**PROBLEM DETAILS**:
Repeat, line for line, the entries printed below.

**DATA SECTION**:

══════════

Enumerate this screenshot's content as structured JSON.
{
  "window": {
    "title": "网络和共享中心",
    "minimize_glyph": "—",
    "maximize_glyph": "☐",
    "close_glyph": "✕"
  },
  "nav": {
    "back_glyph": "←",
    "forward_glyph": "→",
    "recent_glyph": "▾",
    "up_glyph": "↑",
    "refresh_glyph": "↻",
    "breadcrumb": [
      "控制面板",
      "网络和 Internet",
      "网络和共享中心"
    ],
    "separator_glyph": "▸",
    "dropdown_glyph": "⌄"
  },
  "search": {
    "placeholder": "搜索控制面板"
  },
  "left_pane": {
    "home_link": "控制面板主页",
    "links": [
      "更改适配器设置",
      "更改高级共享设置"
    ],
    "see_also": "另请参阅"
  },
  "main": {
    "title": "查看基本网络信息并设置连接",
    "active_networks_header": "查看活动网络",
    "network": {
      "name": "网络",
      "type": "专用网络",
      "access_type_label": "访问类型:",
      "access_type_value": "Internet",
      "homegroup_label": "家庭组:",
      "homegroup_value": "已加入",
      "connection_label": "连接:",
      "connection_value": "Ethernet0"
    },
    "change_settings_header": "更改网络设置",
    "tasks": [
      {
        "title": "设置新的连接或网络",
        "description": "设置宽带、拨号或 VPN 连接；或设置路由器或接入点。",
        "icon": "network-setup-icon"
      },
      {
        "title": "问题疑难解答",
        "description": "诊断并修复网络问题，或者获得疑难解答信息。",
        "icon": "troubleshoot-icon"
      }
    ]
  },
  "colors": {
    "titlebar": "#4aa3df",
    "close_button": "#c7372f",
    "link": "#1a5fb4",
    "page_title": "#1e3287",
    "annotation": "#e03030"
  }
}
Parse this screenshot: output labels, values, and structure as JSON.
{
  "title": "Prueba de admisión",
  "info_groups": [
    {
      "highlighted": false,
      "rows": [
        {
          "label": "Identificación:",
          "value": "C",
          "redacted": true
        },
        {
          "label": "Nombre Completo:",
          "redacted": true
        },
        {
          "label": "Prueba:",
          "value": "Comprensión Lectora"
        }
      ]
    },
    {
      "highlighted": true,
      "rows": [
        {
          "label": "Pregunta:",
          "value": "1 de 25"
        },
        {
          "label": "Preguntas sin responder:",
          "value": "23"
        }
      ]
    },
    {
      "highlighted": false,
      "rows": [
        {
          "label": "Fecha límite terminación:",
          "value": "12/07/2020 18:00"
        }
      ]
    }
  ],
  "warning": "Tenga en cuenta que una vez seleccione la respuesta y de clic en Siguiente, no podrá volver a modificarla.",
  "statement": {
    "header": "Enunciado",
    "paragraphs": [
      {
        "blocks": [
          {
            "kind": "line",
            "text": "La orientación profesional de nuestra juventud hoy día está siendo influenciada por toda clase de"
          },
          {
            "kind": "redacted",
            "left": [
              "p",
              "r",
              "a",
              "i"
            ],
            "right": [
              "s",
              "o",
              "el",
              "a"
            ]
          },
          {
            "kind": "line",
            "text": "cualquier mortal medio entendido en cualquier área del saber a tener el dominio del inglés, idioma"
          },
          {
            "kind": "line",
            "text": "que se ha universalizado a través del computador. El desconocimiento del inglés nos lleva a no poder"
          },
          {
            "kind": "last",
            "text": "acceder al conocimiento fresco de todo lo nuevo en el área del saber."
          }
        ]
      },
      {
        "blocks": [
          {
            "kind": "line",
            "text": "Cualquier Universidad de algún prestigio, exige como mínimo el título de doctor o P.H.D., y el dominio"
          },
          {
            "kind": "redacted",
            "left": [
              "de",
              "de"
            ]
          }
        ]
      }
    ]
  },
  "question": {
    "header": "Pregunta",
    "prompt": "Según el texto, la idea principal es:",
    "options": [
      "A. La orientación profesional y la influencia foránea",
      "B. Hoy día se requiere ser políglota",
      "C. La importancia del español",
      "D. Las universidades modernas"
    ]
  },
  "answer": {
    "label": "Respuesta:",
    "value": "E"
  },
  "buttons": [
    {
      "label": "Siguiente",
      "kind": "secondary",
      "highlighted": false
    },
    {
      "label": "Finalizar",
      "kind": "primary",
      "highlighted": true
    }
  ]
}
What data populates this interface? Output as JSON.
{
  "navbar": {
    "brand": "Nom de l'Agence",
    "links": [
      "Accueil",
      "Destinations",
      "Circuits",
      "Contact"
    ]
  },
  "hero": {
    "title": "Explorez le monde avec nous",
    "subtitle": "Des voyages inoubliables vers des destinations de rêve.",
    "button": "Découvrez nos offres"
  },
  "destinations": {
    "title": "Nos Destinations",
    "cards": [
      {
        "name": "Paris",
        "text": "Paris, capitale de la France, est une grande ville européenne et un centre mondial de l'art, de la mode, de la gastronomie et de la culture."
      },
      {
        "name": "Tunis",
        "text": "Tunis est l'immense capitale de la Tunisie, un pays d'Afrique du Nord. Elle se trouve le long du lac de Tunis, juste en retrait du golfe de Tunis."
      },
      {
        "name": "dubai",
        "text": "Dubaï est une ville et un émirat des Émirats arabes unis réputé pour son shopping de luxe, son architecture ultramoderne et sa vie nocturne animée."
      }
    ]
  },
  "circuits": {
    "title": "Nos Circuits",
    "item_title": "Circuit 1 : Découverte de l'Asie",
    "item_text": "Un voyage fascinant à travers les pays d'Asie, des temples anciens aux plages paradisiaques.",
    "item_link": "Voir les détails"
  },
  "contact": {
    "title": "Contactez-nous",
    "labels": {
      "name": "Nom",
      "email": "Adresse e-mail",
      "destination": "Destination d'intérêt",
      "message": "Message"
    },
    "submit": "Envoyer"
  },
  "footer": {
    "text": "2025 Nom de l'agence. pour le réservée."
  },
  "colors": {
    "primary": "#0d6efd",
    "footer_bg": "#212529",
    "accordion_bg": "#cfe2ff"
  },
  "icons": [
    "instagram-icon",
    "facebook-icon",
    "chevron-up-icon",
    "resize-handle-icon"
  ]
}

══════════

**SOLVED PROBLEM**:
Enumerate this screenshot's content as structured JSON.
{
  "window": {
    "title": "网络和共享中心",
    "minimize_glyph": "—",
    "maximize_glyph": "☐",
    "close_glyph": "✕"
  },
  "nav": {
    "back_glyph": "←",
    "forward_glyph": "→",
    "recent_glyph": "▾",
    "up_glyph": "↑",
    "refresh_glyph": "↻",
    "breadcrumb": [
      "控制面板",
      "网络和 Internet",
      "网络和共享中心"
    ],
    "separator_glyph": "▸",
    "dropdown_glyph": "⌄"
  },
  "search": {
    "placeholder": "搜索控制面板"
  },
  "left_pane": {
    "home_link": "控制面板主页",
    "links": [
      "更改适配器设置",
      "更改高级共享设置"
    ],
    "see_also": "另请参阅"
  },
  "main": {
    "title": "查看基本网络信息并设置连接",
    "active_networks_header": "查看活动网络",
    "network": {
      "name": "网络",
      "type": "专用网络",
      "access_type_label": "访问类型:",
      "access_type_value": "Internet",
      "homegroup_label": "家庭组:",
      "homegroup_value": "已加入",
      "connection_label": "连接:",
      "connection_value": "Ethernet0"
    },
    "change_settings_header": "更改网络设置",
    "tasks": [
      {
        "title": "设置新的连接或网络",
        "description": "设置宽带、拨号或 VPN 连接；或设置路由器或接入点。",
        "icon": "network-setup-icon"
      },
      {
        "title": "问题疑难解答",
        "description": "诊断并修复网络问题，或者获得疑难解答信息。",
        "icon": "troubleshoot-icon"
      }
    ]
  },
  "colors": {
    "titlebar": "#4aa3df",
    "close_button": "#c7372f",
    "link": "#1a5fb4",
    "page_title": "#1e3287",
    "annotation": "#e03030"
  }
}
Parse this screenshot: output labels, values, and structure as JSON.
{
  "title": "Prueba de admisión",
  "info_groups": [
    {
      "highlighted": false,
      "rows": [
        {
          "label": "Identificación:",
          "value": "C",
          "redacted": true
        },
        {
          "label": "Nombre Completo:",
          "redacted": true
        },
        {
          "label": "Prueba:",
          "value": "Comprensión Lectora"
        }
      ]
    },
    {
      "highlighted": true,
      "rows": [
        {
          "label": "Pregunta:",
          "value": "1 de 25"
        },
        {
          "label": "Preguntas sin responder:",
          "value": "23"
        }
      ]
    },
    {
      "highlighted": false,
      "rows": [
        {
          "label": "Fecha límite terminación:",
          "value": "12/07/2020 18:00"
        }
      ]
    }
  ],
  "warning": "Tenga en cuenta que una vez seleccione la respuesta y de clic en Siguiente, no podrá volver a modificarla.",
  "statement": {
    "header": "Enunciado",
    "paragraphs": [
      {
        "blocks": [
          {
            "kind": "line",
            "text": "La orientación profesional de nuestra juventud hoy día está siendo influenciada por toda clase de"
          },
          {
            "kind": "redacted",
            "left": [
              "p",
              "r",
              "a",
              "i"
            ],
            "right": [
              "s",
              "o",
              "el",
              "a"
            ]
          },
          {
            "kind": "line",
            "text": "cualquier mortal medio entendido en cualquier área del saber a tener el dominio del inglés, idioma"
          },
          {
            "kind": "line",
            "text": "que se ha universalizado a través del computador. El desconocimiento del inglés nos lleva a no poder"
          },
          {
            "kind": "last",
            "text": "acceder al conocimiento fresco de todo lo nuevo en el área del saber."
          }
        ]
      },
      {
        "blocks": [
          {
            "kind": "line",
            "text": "Cualquier Universidad de algún prestigio, exige como mínimo el título de doctor o P.H.D., y el dominio"
          },
          {
            "kind": "redacted",
            "left": [
              "de",
              "de"
            ]
          }
        ]
      }
    ]
  },
  "question": {
    "header": "Pregunta",
    "prompt": "Según el texto, la idea principal es:",
    "options": [
      "A. La orientación profesional y la influencia foránea",
      "B. Hoy día se requiere ser políglota",
      "C. La importancia del español",
      "D. Las universidades modernas"
    ]
  },
  "answer": {
    "label": "Respuesta:",
    "value": "E"
  },
  "buttons": [
    {
      "label": "Siguiente",
      "kind": "secondary",
      "highlighted": false
    },
    {
      "label": "Finalizar",
      "kind": "primary",
      "highlighted": true
    }
  ]
}
What data populates this interface? Output as JSON.
{
  "navbar": {
    "brand": "Nom de l'Agence",
    "links": [
      "Accueil",
      "Destinations",
      "Circuits",
      "Contact"
    ]
  },
  "hero": {
    "title": "Explorez le monde avec nous",
    "subtitle": "Des voyages inoubliables vers des destinations de rêve.",
    "button": "Découvrez nos offres"
  },
  "destinations": {
    "title": "Nos Destinations",
    "cards": [
      {
        "name": "Paris",
        "text": "Paris, capitale de la France, est une grande ville européenne et un centre mondial de l'art, de la mode, de la gastronomie et de la culture."
      },
      {
        "name": "Tunis",
        "text": "Tunis est l'immense capitale de la Tunisie, un pays d'Afrique du Nord. Elle se trouve le long du lac de Tunis, juste en retrait du golfe de Tunis."
      },
      {
        "name": "dubai",
        "text": "Dubaï est une ville et un émirat des Émirats arabes unis réputé pour son shopping de luxe, son architecture ultramoderne et sa vie nocturne animée."
      }
    ]
  },
  "circuits": {
    "title": "Nos Circuits",
    "item_title": "Circuit 1 : Découverte de l'Asie",
    "item_text": "Un voyage fascinant à travers les pays d'Asie, des temples anciens aux plages paradisiaques.",
    "item_link": "Voir les détails"
  },
  "contact": {
    "title": "Contactez-nous",
    "labels": {
      "name": "Nom",
      "email": "Adresse e-mail",
      "destination": "Destination d'intérêt",
      "message": "Message"
    },
    "submit": "Envoyer"
  },
  "footer": {
    "text": "2025 Nom de l'agence. pour le réservée."
  },
  "colors": {
    "primary": "#0d6efd",
    "footer_bg": "#212529",
    "accordion_bg": "#cfe2ff"
  },
  "icons": [
    "instagram-icon",
    "facebook-icon",
    "chevron-up-icon",
    "resize-handle-icon"
  ]
}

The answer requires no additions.